What is needed: Which lines in the records below contain the word "والمثبت"? Copy each one out.

Records:
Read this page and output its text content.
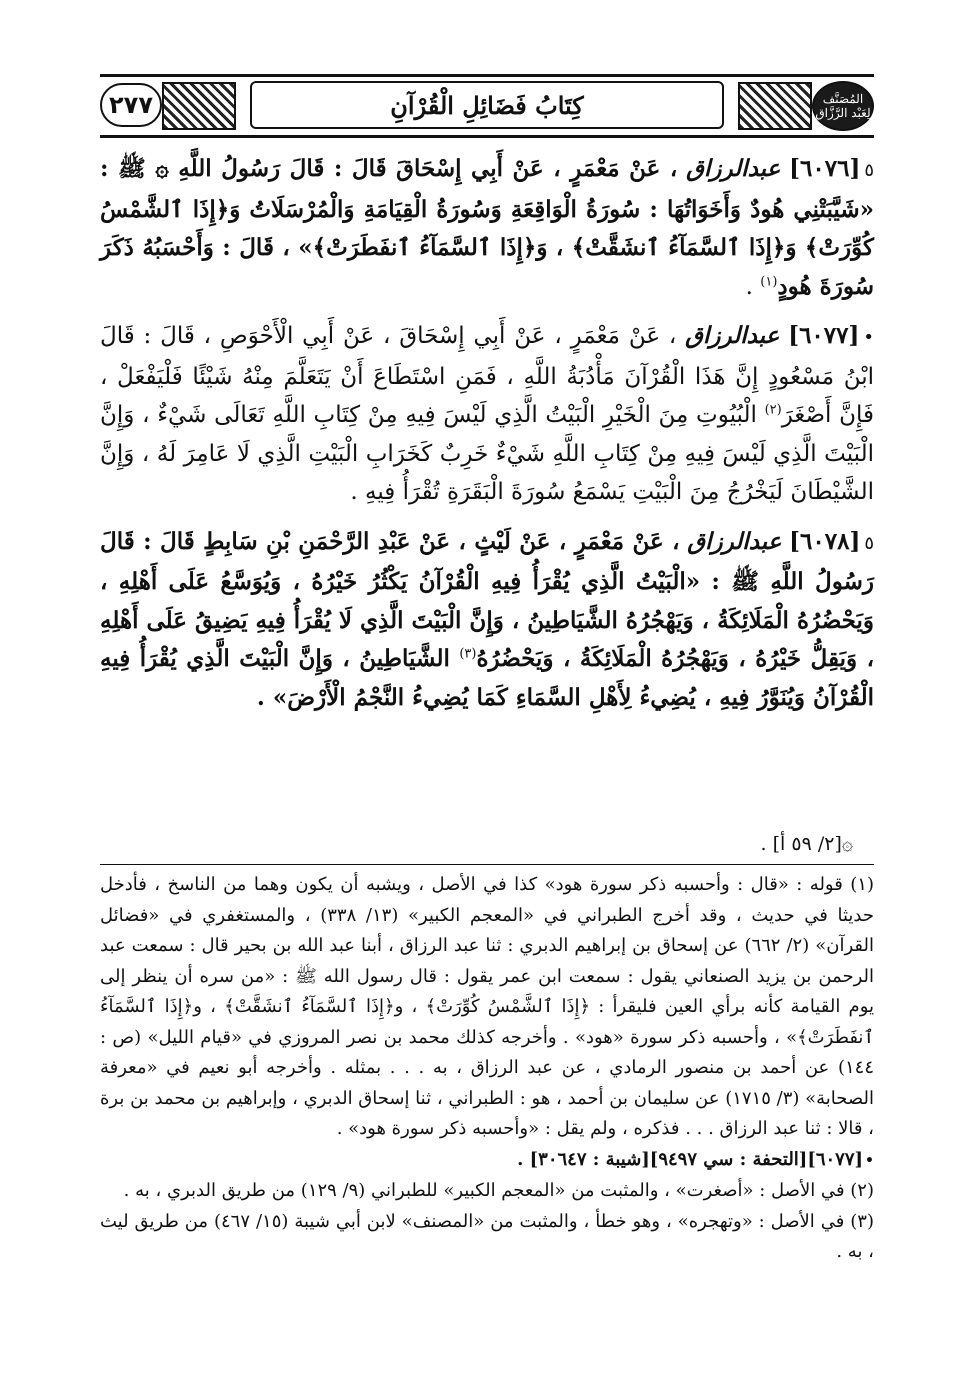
المُصَنَّف لِعَبْد الرَّزَّاق
كِتَابُ فَضَائِلِ الْقُرْآنِ
٢٧٧

٥[٦٠٧٦] عبدالرزاق ، عَنْ مَعْمَرٍ ، عَنْ أَبِي إِسْحَاقَ قَالَ : قَالَ رَسُولُ اللَّهِ ۞ ﷺ : «شَيَّبَتْنِي هُودٌ وَأَخَوَاتُهَا : سُورَةُ الْوَاقِعَةِ وَسُورَةُ الْقِيَامَةِ وَالْمُرْسَلَاتُ وَ﴿إِذَا ٱلشَّمْسُ كُوِّرَتْ﴾ وَ﴿إِذَا ٱلسَّمَآءُ ٱنشَقَّتْ﴾ ، وَ﴿إِذَا ٱلسَّمَآءُ ٱنفَطَرَتْ﴾» ، قَالَ : وَأَحْسَبُهُ ذَكَرَ سُورَةَ هُودٍ$^{(١)}$ .

•[٦٠٧٧] عبدالرزاق ، عَنْ مَعْمَرٍ ، عَنْ أَبِي إِسْحَاقَ ، عَنْ أَبِي الْأَحْوَصِ ، قَالَ : قَالَ ابْنُ مَسْعُودٍ إِنَّ هَذَا الْقُرْآنَ مَأْدُبَةُ اللَّهِ ، فَمَنِ اسْتَطَاعَ أَنْ يَتَعَلَّمَ مِنْهُ شَيْئًا فَلْيَفْعَلْ ، فَإِنَّ أَصْغَرَ$^{(٢)}$ الْبُيُوتِ مِنَ الْخَيْرِ الْبَيْتُ الَّذِي لَيْسَ فِيهِ مِنْ كِتَابِ اللَّهِ تَعَالَى شَيْءٌ ، وَإِنَّ الْبَيْتَ الَّذِي لَيْسَ فِيهِ مِنْ كِتَابِ اللَّهِ شَيْءٌ خَرِبٌ كَخَرَابِ الْبَيْتِ الَّذِي لَا عَامِرَ لَهُ ، وَإِنَّ الشَّيْطَانَ لَيَخْرُجُ مِنَ الْبَيْتِ يَسْمَعُ سُورَةَ الْبَقَرَةِ تُقْرَأُ فِيهِ .

٥[٦٠٧٨] عبدالرزاق ، عَنْ مَعْمَرٍ ، عَنْ لَيْثٍ ، عَنْ عَبْدِ الرَّحْمَنِ بْنِ سَابِطٍ قَالَ : قَالَ رَسُولُ اللَّهِ ﷺ : «الْبَيْتُ الَّذِي يُقْرَأُ فِيهِ الْقُرْآنُ يَكْثُرُ خَيْرُهُ ، وَيُوَسَّعُ عَلَى أَهْلِهِ ، وَيَحْضُرُهُ الْمَلَائِكَةُ ، وَيَهْجُرُهُ الشَّيَاطِينُ ، وَإِنَّ الْبَيْتَ الَّذِي لَا يُقْرَأُ فِيهِ يَضِيقُ عَلَى أَهْلِهِ ، وَيَقِلُّ خَيْرُهُ ، وَيَهْجُرُهُ الْمَلَائِكَةُ ، وَيَحْضُرُهُ$^{(٣)}$ الشَّيَاطِينُ ، وَإِنَّ الْبَيْتَ الَّذِي يُقْرَأُ فِيهِ الْقُرْآنُ وَيُنَوَّرُ فِيهِ ، يُضِيءُ لِأَهْلِ السَّمَاءِ كَمَا يُضِيءُ النَّجْمُ الْأَرْضَ» .

۞[٢/ ٥٩ أ] .

(١) قوله : «قال : وأحسبه ذكر سورة هود» كذا في الأصل ، ويشبه أن يكون وهما من الناسخ ، فأدخل حديثا في حديث ، وقد أخرج الطبراني في «المعجم الكبير» (١٣/ ٣٣٨) ، والمستغفري في «فضائل القرآن» (٢/ ٦٦٢) عن إسحاق بن إبراهيم الدبري : ثنا عبد الرزاق ، أبنا عبد الله بن بحير قال : سمعت عبد الرحمن بن يزيد الصنعاني يقول : سمعت ابن عمر يقول : قال رسول الله ﷺ : «من سره أن ينظر إلى يوم القيامة كأنه برأي العين فليقرأ : ﴿إِذَا ٱلشَّمْسُ كُوِّرَتْ﴾ ، و﴿إِذَا ٱلسَّمَآءُ ٱنشَقَّتْ﴾ ، و﴿إِذَا ٱلسَّمَآءُ ٱنفَطَرَتْ﴾» ، وأحسبه ذكر سورة «هود» . وأخرجه كذلك محمد بن نصر المروزي في «قيام الليل» (ص : ١٤٤) عن أحمد بن منصور الرمادي ، عن عبد الرزاق ، به . . . بمثله . وأخرجه أبو نعيم في «معرفة الصحابة» (٣/ ١٧١٥) عن سليمان بن أحمد ، هو : الطبراني ، ثنا إسحاق الدبري ، وإبراهيم بن محمد بن برة ، قالا : ثنا عبد الرزاق . . . فذكره ، ولم يقل : «وأحسبه ذكر سورة هود» .

•[٦٠٧٧][التحفة : سي ٩٤٩٧][شيبة : ٣٠٦٤٧] .

(٢) في الأصل : «أصغرت» ، والمثبت من «المعجم الكبير» للطبراني (٩/ ١٢٩) من طريق الدبري ، به .

(٣) في الأصل : «وتهجره» ، وهو خطأ ، والمثبت من «المصنف» لابن أبي شيبة (١٥/ ٤٦٧) من طريق ليث ، به .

Response:
(٢) في الأصل : «أصغرت» ، والمثبت من «المعجم الكبير» للطبراني (٩/ ١٢٩) من طريق الدبري ، به .
(٣) في الأصل : «وتهجره» ، وهو خطأ ، والمثبت من «المصنف» لابن أبي شيبة (١٥/ ٤٦٧) من طريق ليث ، به .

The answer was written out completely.